_The request_:
Please transcribe the records precisely; pictures stay out of your copy.
-- -- --
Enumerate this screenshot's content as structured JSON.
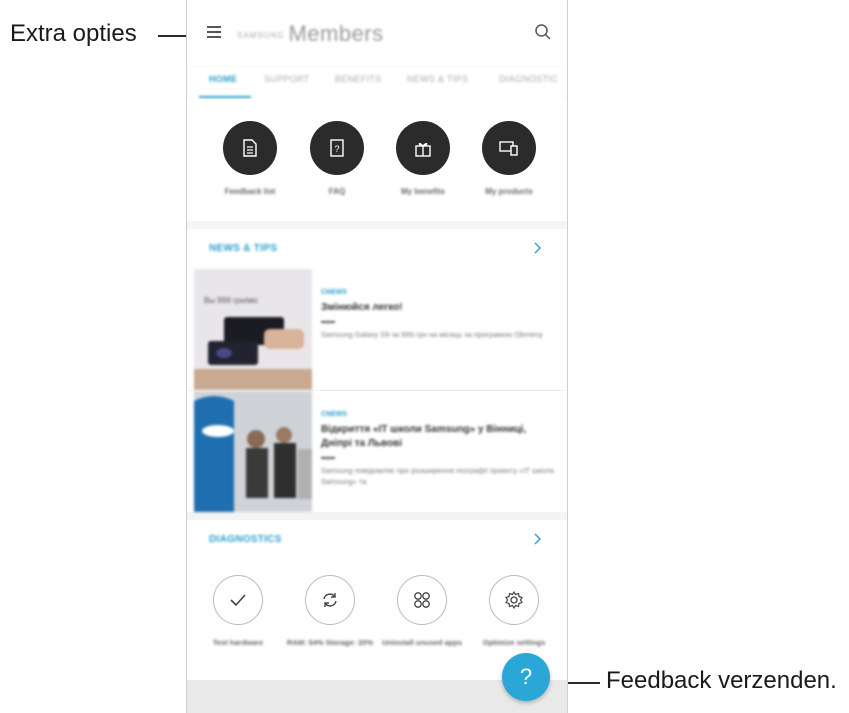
{
  "callouts": {
    "menu": "Extra opties",
    "feedback": "Feedback verzenden."
  },
  "app": {
    "brand": "SAMSUNG",
    "title": "Members"
  },
  "tabs": [
    "HOME",
    "SUPPORT",
    "BENEFITS",
    "NEWS & TIPS",
    "DIAGNOSTIC"
  ],
  "quick_actions": [
    {
      "label": "Feedback list",
      "icon": "document-icon"
    },
    {
      "label": "FAQ",
      "icon": "faq-icon"
    },
    {
      "label": "My benefits",
      "icon": "gift-icon"
    },
    {
      "label": "My products",
      "icon": "devices-icon"
    }
  ],
  "news_section": {
    "title": "NEWS & TIPS",
    "items": [
      {
        "tag": "CNEWS",
        "title": "Змінюйся легко!",
        "body": "Samsung Galaxy S9 за 999 грн на місяць за програмою Obmeny",
        "thumb_text": "Вы 999 грн/міс"
      },
      {
        "tag": "CNEWS",
        "title": "Відкриття «IT школи Samsung» у Вінниці, Дніпрі та Львові",
        "body": "Samsung повідомляє про розширення географії проекту «IT школа Samsung» та",
        "thumb_text": ""
      }
    ]
  },
  "diagnostics": {
    "title": "DIAGNOSTICS",
    "items": [
      {
        "label": "Test hardware",
        "icon": "check-icon"
      },
      {
        "label": "RAM: 54% Storage: 20%",
        "icon": "refresh-icon"
      },
      {
        "label": "Uninstall unused apps",
        "icon": "apps-grid-icon"
      },
      {
        "label": "Optimize settings",
        "icon": "settings-icon"
      }
    ]
  },
  "fab": {
    "glyph": "?"
  },
  "colors": {
    "accent": "#2aa7d6",
    "dark_circle": "#2b2b2b"
  }
}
-- -- --
_Task response_:
Enumerate this screenshot's content as structured JSON.
{
  "callouts": {
    "menu": "Extra opties",
    "feedback": "Feedback verzenden."
  },
  "app": {
    "brand": "SAMSUNG",
    "title": "Members"
  },
  "tabs": [
    "HOME",
    "SUPPORT",
    "BENEFITS",
    "NEWS & TIPS",
    "DIAGNOSTIC"
  ],
  "quick_actions": [
    {
      "label": "Feedback list",
      "icon": "document-icon"
    },
    {
      "label": "FAQ",
      "icon": "faq-icon"
    },
    {
      "label": "My benefits",
      "icon": "gift-icon"
    },
    {
      "label": "My products",
      "icon": "devices-icon"
    }
  ],
  "news_section": {
    "title": "NEWS & TIPS",
    "items": [
      {
        "tag": "CNEWS",
        "title": "Змінюйся легко!",
        "body": "Samsung Galaxy S9 за 999 грн на місяць за програмою Obmeny",
        "thumb_text": "Вы 999 грн/міс"
      },
      {
        "tag": "CNEWS",
        "title": "Відкриття «IT школи Samsung» у Вінниці, Дніпрі та Львові",
        "body": "Samsung повідомляє про розширення географії проекту «IT школа Samsung» та",
        "thumb_text": ""
      }
    ]
  },
  "diagnostics": {
    "title": "DIAGNOSTICS",
    "items": [
      {
        "label": "Test hardware",
        "icon": "check-icon"
      },
      {
        "label": "RAM: 54% Storage: 20%",
        "icon": "refresh-icon"
      },
      {
        "label": "Uninstall unused apps",
        "icon": "apps-grid-icon"
      },
      {
        "label": "Optimize settings",
        "icon": "settings-icon"
      }
    ]
  },
  "fab": {
    "glyph": "?"
  },
  "colors": {
    "accent": "#2aa7d6",
    "dark_circle": "#2b2b2b"
  }
}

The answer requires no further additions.